## TASK REQUIREMENTS
For each line in the data below that holds "from", return a copy.

Dataset items
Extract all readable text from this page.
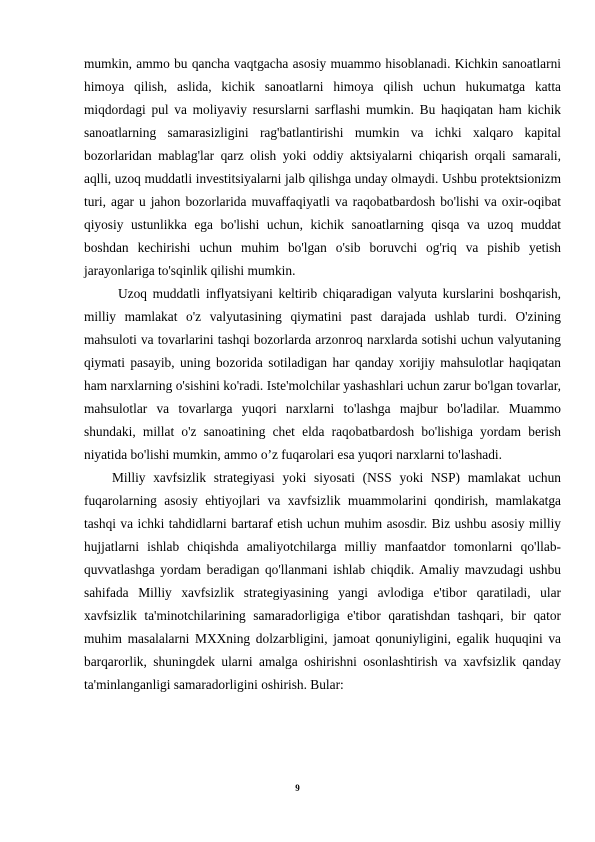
mumkin, ammo bu qancha vaqtgacha asosiy muammo hisoblanadi. Kichkin sanoatlarni himoya qilish, aslida, kichik sanoatlarni himoya qilish uchun hukumatga katta miqdordagi pul va moliyaviy resurslarni sarflashi mumkin. Bu haqiqatan ham kichik sanoatlarning samarasizligini rag'batlantirishi mumkin va ichki xalqaro kapital bozorlaridan mablag'lar qarz olish yoki oddiy aktsiyalarni chiqarish orqali samarali, aqlli, uzoq muddatli investitsiyalarni jalb qilishga unday olmaydi. Ushbu protektsionizm turi, agar u jahon bozorlarida muvaffaqiyatli va raqobatbardosh bo'lishi va oxir-oqibat qiyosiy ustunlikka ega bo'lishi uchun, kichik sanoatlarning qisqa va uzoq muddat boshdan kechirishi uchun muhim bo'lgan o'sib boruvchi og'riq va pishib yetish jarayonlariga to'sqinlik qilishi mumkin.

Uzoq muddatli inflyatsiyani keltirib chiqaradigan valyuta kurslarini boshqarish, milliy mamlakat o'z valyutasining qiymatini past darajada ushlab turdi. O'zining mahsuloti va tovarlarini tashqi bozorlarda arzonroq narxlarda sotishi uchun valyutaning qiymati pasayib, uning bozorida sotiladigan har qanday xorijiy mahsulotlar haqiqatan ham narxlarning o'sishini ko'radi. Iste'molchilar yashashlari uchun zarur bo'lgan tovarlar, mahsulotlar va tovarlarga yuqori narxlarni to'lashga majbur bo'ladilar. Muammo shundaki, millat o'z sanoatining chet elda raqobatbardosh bo'lishiga yordam berish niyatida bo'lishi mumkin, ammo o’z fuqarolari esa yuqori narxlarni to'lashadi.

Milliy xavfsizlik strategiyasi yoki siyosati (NSS yoki NSP) mamlakat uchun fuqarolarning asosiy ehtiyojlari va xavfsizlik muammolarini qondirish, mamlakatga tashqi va ichki tahdidlarni bartaraf etish uchun muhim asosdir. Biz ushbu asosiy milliy hujjatlarni ishlab chiqishda amaliyotchilarga milliy manfaatdor tomonlarni qo'llab-quvvatlashga yordam beradigan qo'llanmani ishlab chiqdik. Amaliy mavzudagi ushbu sahifada Milliy xavfsizlik strategiyasining yangi avlodiga e'tibor qaratiladi, ular xavfsizlik ta'minotchilarining samaradorligiga e'tibor qaratishdan tashqari, bir qator muhim masalalarni MXXning dolzarbligini, jamoat qonuniyligini, egalik huquqini va barqarorlik, shuningdek ularni amalga oshirishni osonlashtirish va xavfsizlik qanday ta'minlanganligi samaradorligini oshirish. Bular:

9
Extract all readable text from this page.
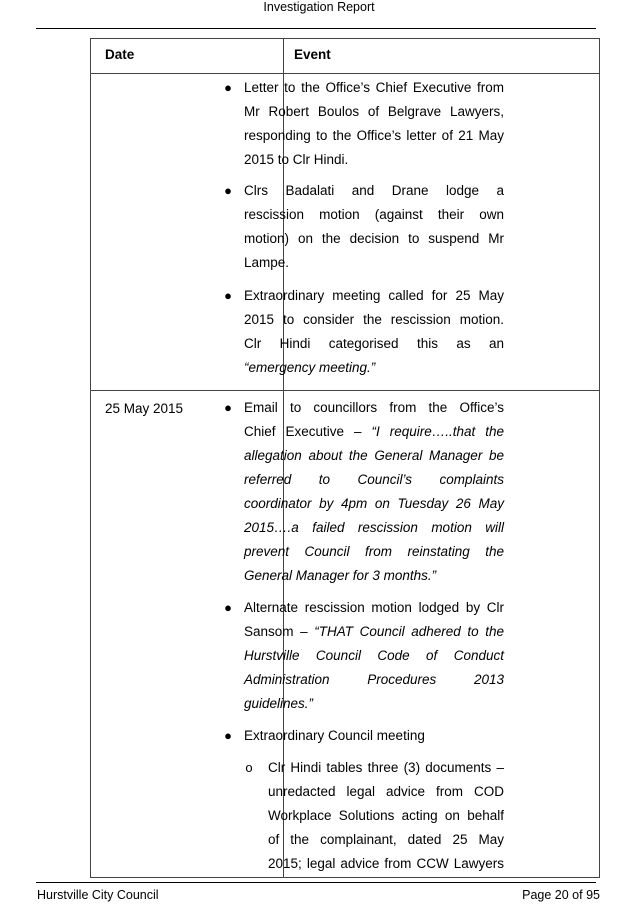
Investigation Report
Date	Event
25 May 2015
● Letter to the Office’s Chief Executive from
Mr Robert Boulos of Belgrave Lawyers,
responding to the Office’s letter of 21 May
2015 to Clr Hindi.
● Clrs Badalati and Drane lodge a
rescission motion (against their own
motion) on the decision to suspend Mr
Lampe.
● Extraordinary meeting called for 25 May
2015 to consider the rescission motion.
Clr Hindi categorised this as an
“emergency meeting.”
● Email to councillors from the Office’s
Chief Executive – “I require…..that the
allegation about the General Manager be
referred to Council’s complaints
coordinator by 4pm on Tuesday 26 May
2015….a failed rescission motion will
prevent Council from reinstating the
General Manager for 3 months.”
● Alternate rescission motion lodged by Clr
Sansom – “THAT Council adhered to the
Hurstville Council Code of Conduct
Administration Procedures 2013
guidelines.”
● Extraordinary Council meeting
o Clr Hindi tables three (3) documents –
unredacted legal advice from COD
Workplace Solutions acting on behalf
of the complainant, dated 25 May
2015; legal advice from CCW Lawyers
Hurstville City Council	Page 20 of 95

## TASK SOLUTION
Extract all readable text from this page.
Extract all readable text from this page.
● Letter to the Office’s Chief Executive from
● Email to councillors from the Office’s
prevent Council from reinstating the
unredacted legal advice from COD
2015; legal advice from CCW Lawyers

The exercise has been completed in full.